-- start of Records provided --
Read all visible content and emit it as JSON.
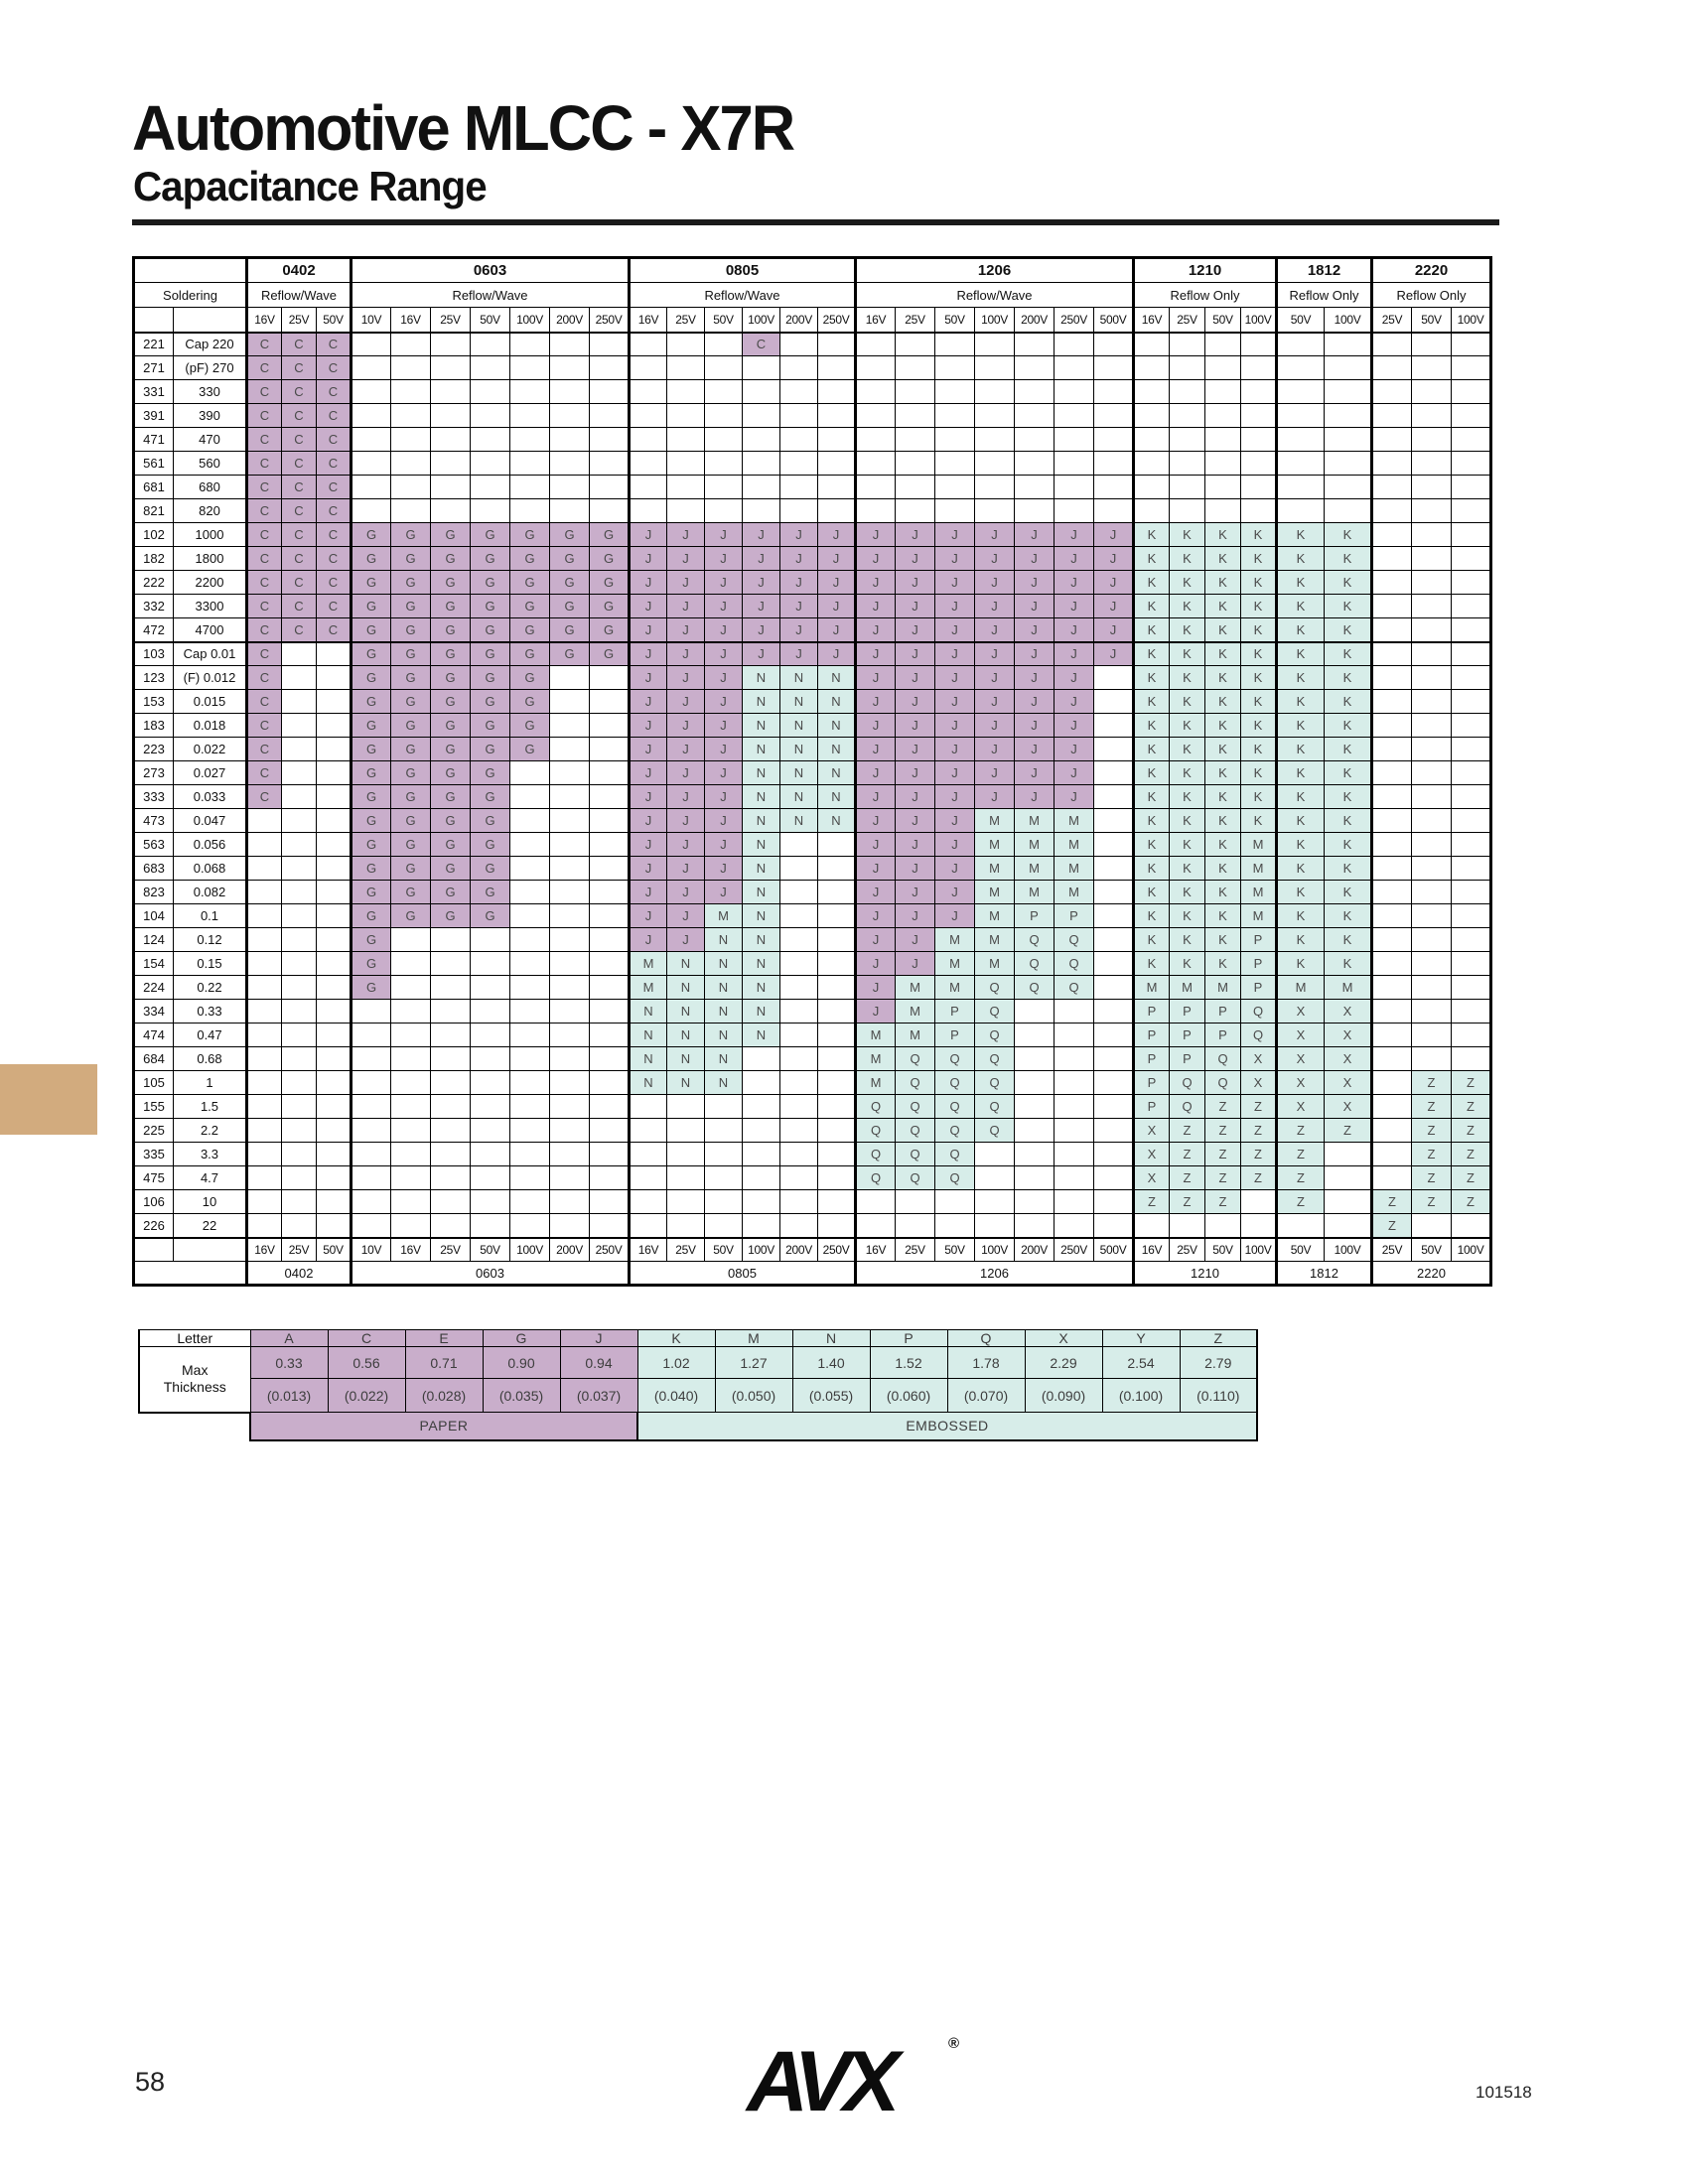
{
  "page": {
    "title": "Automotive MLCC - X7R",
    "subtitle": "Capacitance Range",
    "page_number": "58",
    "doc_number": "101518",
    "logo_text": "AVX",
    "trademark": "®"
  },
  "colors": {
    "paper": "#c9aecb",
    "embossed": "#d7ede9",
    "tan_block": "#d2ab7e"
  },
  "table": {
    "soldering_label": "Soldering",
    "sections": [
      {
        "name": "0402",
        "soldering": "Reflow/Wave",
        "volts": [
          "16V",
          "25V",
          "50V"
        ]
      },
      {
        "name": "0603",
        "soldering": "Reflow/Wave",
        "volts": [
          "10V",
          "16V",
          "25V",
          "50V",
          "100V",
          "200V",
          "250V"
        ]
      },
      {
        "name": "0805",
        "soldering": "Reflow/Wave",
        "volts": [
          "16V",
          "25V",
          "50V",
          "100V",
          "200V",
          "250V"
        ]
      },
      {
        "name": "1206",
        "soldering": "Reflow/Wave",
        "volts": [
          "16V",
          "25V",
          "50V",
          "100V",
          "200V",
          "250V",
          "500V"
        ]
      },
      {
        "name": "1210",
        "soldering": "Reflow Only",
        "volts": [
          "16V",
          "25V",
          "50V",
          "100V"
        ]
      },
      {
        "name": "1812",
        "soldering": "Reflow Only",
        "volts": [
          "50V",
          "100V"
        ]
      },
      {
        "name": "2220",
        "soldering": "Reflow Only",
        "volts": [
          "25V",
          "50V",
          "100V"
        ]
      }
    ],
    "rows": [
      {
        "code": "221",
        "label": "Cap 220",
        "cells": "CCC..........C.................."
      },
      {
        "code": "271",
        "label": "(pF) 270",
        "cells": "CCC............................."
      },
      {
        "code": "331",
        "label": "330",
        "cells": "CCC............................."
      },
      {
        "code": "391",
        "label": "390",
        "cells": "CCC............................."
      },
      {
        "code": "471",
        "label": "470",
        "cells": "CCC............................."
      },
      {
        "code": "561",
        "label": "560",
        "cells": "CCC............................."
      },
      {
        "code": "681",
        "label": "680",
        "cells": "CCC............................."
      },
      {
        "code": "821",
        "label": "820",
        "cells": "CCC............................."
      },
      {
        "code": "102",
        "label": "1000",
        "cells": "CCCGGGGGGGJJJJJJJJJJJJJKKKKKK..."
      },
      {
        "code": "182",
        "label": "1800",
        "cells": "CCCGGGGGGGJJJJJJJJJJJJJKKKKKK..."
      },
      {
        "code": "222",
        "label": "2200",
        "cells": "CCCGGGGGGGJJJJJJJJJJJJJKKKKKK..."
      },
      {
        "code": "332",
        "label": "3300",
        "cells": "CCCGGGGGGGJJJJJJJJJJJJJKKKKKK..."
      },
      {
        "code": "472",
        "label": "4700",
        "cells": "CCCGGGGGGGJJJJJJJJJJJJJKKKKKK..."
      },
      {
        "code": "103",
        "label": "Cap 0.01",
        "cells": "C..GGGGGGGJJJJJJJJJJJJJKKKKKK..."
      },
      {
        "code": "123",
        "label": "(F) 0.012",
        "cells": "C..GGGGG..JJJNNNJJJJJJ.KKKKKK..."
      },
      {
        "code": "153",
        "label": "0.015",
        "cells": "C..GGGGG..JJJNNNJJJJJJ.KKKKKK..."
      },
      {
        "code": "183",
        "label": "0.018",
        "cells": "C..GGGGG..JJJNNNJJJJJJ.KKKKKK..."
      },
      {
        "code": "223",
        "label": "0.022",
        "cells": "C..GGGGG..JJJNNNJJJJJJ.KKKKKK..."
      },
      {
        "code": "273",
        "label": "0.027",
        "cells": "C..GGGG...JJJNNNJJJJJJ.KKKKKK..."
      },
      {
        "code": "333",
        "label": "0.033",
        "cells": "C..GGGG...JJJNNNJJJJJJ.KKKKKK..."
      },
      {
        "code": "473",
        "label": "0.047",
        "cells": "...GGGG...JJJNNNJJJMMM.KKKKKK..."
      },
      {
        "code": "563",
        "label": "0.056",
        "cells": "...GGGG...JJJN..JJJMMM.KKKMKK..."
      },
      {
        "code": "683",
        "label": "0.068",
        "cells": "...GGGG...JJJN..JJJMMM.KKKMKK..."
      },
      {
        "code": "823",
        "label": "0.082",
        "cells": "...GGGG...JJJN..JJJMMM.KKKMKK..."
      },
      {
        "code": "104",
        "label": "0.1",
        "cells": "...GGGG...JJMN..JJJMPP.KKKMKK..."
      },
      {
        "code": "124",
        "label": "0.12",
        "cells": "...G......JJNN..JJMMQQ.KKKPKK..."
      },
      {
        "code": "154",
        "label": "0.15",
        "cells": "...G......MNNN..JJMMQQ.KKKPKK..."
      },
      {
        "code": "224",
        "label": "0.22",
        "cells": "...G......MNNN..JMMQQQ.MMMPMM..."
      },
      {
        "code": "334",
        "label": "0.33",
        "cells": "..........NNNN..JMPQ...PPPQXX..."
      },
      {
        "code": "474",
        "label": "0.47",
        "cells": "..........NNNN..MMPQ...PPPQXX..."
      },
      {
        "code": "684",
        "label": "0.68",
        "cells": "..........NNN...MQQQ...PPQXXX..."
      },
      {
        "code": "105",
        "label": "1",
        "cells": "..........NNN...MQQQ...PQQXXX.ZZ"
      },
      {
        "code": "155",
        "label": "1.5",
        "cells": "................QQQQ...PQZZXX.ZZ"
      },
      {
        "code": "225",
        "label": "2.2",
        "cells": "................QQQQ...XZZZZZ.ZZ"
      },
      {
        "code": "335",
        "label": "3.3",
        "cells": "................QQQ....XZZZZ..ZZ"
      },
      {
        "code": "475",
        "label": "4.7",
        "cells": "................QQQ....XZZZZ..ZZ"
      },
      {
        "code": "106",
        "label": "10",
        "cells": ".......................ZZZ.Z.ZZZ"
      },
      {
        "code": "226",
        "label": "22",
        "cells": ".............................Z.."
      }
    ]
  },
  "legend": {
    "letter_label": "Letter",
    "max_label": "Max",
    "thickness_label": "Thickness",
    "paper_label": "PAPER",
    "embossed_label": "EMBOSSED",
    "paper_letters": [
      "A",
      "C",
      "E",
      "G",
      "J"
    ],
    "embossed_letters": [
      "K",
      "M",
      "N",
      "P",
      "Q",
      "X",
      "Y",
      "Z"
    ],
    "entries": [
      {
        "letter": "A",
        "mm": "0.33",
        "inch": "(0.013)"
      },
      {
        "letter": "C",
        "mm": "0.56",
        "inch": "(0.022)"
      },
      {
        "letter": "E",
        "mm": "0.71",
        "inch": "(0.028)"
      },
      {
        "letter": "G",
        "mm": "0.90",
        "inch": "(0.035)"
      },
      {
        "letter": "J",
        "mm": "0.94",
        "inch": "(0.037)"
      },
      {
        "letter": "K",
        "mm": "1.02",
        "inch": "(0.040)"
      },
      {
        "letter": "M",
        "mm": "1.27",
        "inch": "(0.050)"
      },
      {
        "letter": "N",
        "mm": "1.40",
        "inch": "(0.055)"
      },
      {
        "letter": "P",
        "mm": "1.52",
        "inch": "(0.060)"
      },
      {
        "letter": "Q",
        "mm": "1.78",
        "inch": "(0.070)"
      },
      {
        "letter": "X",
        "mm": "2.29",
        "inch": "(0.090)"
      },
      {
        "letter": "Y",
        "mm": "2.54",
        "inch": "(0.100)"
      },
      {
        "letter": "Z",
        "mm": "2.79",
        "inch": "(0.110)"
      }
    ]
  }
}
-- end of Records provided --
▸ What is required
The data above needs to be retyped exactly, with the images left out.

▸ Result of this task
Read all visible content and emit it as JSON.
{
  "page": {
    "title": "Automotive MLCC - X7R",
    "subtitle": "Capacitance Range",
    "page_number": "58",
    "doc_number": "101518",
    "logo_text": "AVX",
    "trademark": "®"
  },
  "colors": {
    "paper": "#c9aecb",
    "embossed": "#d7ede9",
    "tan_block": "#d2ab7e"
  },
  "table": {
    "soldering_label": "Soldering",
    "sections": [
      {
        "name": "0402",
        "soldering": "Reflow/Wave",
        "volts": [
          "16V",
          "25V",
          "50V"
        ]
      },
      {
        "name": "0603",
        "soldering": "Reflow/Wave",
        "volts": [
          "10V",
          "16V",
          "25V",
          "50V",
          "100V",
          "200V",
          "250V"
        ]
      },
      {
        "name": "0805",
        "soldering": "Reflow/Wave",
        "volts": [
          "16V",
          "25V",
          "50V",
          "100V",
          "200V",
          "250V"
        ]
      },
      {
        "name": "1206",
        "soldering": "Reflow/Wave",
        "volts": [
          "16V",
          "25V",
          "50V",
          "100V",
          "200V",
          "250V",
          "500V"
        ]
      },
      {
        "name": "1210",
        "soldering": "Reflow Only",
        "volts": [
          "16V",
          "25V",
          "50V",
          "100V"
        ]
      },
      {
        "name": "1812",
        "soldering": "Reflow Only",
        "volts": [
          "50V",
          "100V"
        ]
      },
      {
        "name": "2220",
        "soldering": "Reflow Only",
        "volts": [
          "25V",
          "50V",
          "100V"
        ]
      }
    ],
    "rows": [
      {
        "code": "221",
        "label": "Cap 220",
        "cells": "CCC..........C.................."
      },
      {
        "code": "271",
        "label": "(pF) 270",
        "cells": "CCC............................."
      },
      {
        "code": "331",
        "label": "330",
        "cells": "CCC............................."
      },
      {
        "code": "391",
        "label": "390",
        "cells": "CCC............................."
      },
      {
        "code": "471",
        "label": "470",
        "cells": "CCC............................."
      },
      {
        "code": "561",
        "label": "560",
        "cells": "CCC............................."
      },
      {
        "code": "681",
        "label": "680",
        "cells": "CCC............................."
      },
      {
        "code": "821",
        "label": "820",
        "cells": "CCC............................."
      },
      {
        "code": "102",
        "label": "1000",
        "cells": "CCCGGGGGGGJJJJJJJJJJJJJKKKKKK..."
      },
      {
        "code": "182",
        "label": "1800",
        "cells": "CCCGGGGGGGJJJJJJJJJJJJJKKKKKK..."
      },
      {
        "code": "222",
        "label": "2200",
        "cells": "CCCGGGGGGGJJJJJJJJJJJJJKKKKKK..."
      },
      {
        "code": "332",
        "label": "3300",
        "cells": "CCCGGGGGGGJJJJJJJJJJJJJKKKKKK..."
      },
      {
        "code": "472",
        "label": "4700",
        "cells": "CCCGGGGGGGJJJJJJJJJJJJJKKKKKK..."
      },
      {
        "code": "103",
        "label": "Cap 0.01",
        "cells": "C..GGGGGGGJJJJJJJJJJJJJKKKKKK..."
      },
      {
        "code": "123",
        "label": "(F) 0.012",
        "cells": "C..GGGGG..JJJNNNJJJJJJ.KKKKKK..."
      },
      {
        "code": "153",
        "label": "0.015",
        "cells": "C..GGGGG..JJJNNNJJJJJJ.KKKKKK..."
      },
      {
        "code": "183",
        "label": "0.018",
        "cells": "C..GGGGG..JJJNNNJJJJJJ.KKKKKK..."
      },
      {
        "code": "223",
        "label": "0.022",
        "cells": "C..GGGGG..JJJNNNJJJJJJ.KKKKKK..."
      },
      {
        "code": "273",
        "label": "0.027",
        "cells": "C..GGGG...JJJNNNJJJJJJ.KKKKKK..."
      },
      {
        "code": "333",
        "label": "0.033",
        "cells": "C..GGGG...JJJNNNJJJJJJ.KKKKKK..."
      },
      {
        "code": "473",
        "label": "0.047",
        "cells": "...GGGG...JJJNNNJJJMMM.KKKKKK..."
      },
      {
        "code": "563",
        "label": "0.056",
        "cells": "...GGGG...JJJN..JJJMMM.KKKMKK..."
      },
      {
        "code": "683",
        "label": "0.068",
        "cells": "...GGGG...JJJN..JJJMMM.KKKMKK..."
      },
      {
        "code": "823",
        "label": "0.082",
        "cells": "...GGGG...JJJN..JJJMMM.KKKMKK..."
      },
      {
        "code": "104",
        "label": "0.1",
        "cells": "...GGGG...JJMN..JJJMPP.KKKMKK..."
      },
      {
        "code": "124",
        "label": "0.12",
        "cells": "...G......JJNN..JJMMQQ.KKKPKK..."
      },
      {
        "code": "154",
        "label": "0.15",
        "cells": "...G......MNNN..JJMMQQ.KKKPKK..."
      },
      {
        "code": "224",
        "label": "0.22",
        "cells": "...G......MNNN..JMMQQQ.MMMPMM..."
      },
      {
        "code": "334",
        "label": "0.33",
        "cells": "..........NNNN..JMPQ...PPPQXX..."
      },
      {
        "code": "474",
        "label": "0.47",
        "cells": "..........NNNN..MMPQ...PPPQXX..."
      },
      {
        "code": "684",
        "label": "0.68",
        "cells": "..........NNN...MQQQ...PPQXXX..."
      },
      {
        "code": "105",
        "label": "1",
        "cells": "..........NNN...MQQQ...PQQXXX.ZZ"
      },
      {
        "code": "155",
        "label": "1.5",
        "cells": "................QQQQ...PQZZXX.ZZ"
      },
      {
        "code": "225",
        "label": "2.2",
        "cells": "................QQQQ...XZZZZZ.ZZ"
      },
      {
        "code": "335",
        "label": "3.3",
        "cells": "................QQQ....XZZZZ..ZZ"
      },
      {
        "code": "475",
        "label": "4.7",
        "cells": "................QQQ....XZZZZ..ZZ"
      },
      {
        "code": "106",
        "label": "10",
        "cells": ".......................ZZZ.Z.ZZZ"
      },
      {
        "code": "226",
        "label": "22",
        "cells": ".............................Z.."
      }
    ]
  },
  "legend": {
    "letter_label": "Letter",
    "max_label": "Max",
    "thickness_label": "Thickness",
    "paper_label": "PAPER",
    "embossed_label": "EMBOSSED",
    "paper_letters": [
      "A",
      "C",
      "E",
      "G",
      "J"
    ],
    "embossed_letters": [
      "K",
      "M",
      "N",
      "P",
      "Q",
      "X",
      "Y",
      "Z"
    ],
    "entries": [
      {
        "letter": "A",
        "mm": "0.33",
        "inch": "(0.013)"
      },
      {
        "letter": "C",
        "mm": "0.56",
        "inch": "(0.022)"
      },
      {
        "letter": "E",
        "mm": "0.71",
        "inch": "(0.028)"
      },
      {
        "letter": "G",
        "mm": "0.90",
        "inch": "(0.035)"
      },
      {
        "letter": "J",
        "mm": "0.94",
        "inch": "(0.037)"
      },
      {
        "letter": "K",
        "mm": "1.02",
        "inch": "(0.040)"
      },
      {
        "letter": "M",
        "mm": "1.27",
        "inch": "(0.050)"
      },
      {
        "letter": "N",
        "mm": "1.40",
        "inch": "(0.055)"
      },
      {
        "letter": "P",
        "mm": "1.52",
        "inch": "(0.060)"
      },
      {
        "letter": "Q",
        "mm": "1.78",
        "inch": "(0.070)"
      },
      {
        "letter": "X",
        "mm": "2.29",
        "inch": "(0.090)"
      },
      {
        "letter": "Y",
        "mm": "2.54",
        "inch": "(0.100)"
      },
      {
        "letter": "Z",
        "mm": "2.79",
        "inch": "(0.110)"
      }
    ]
  }
}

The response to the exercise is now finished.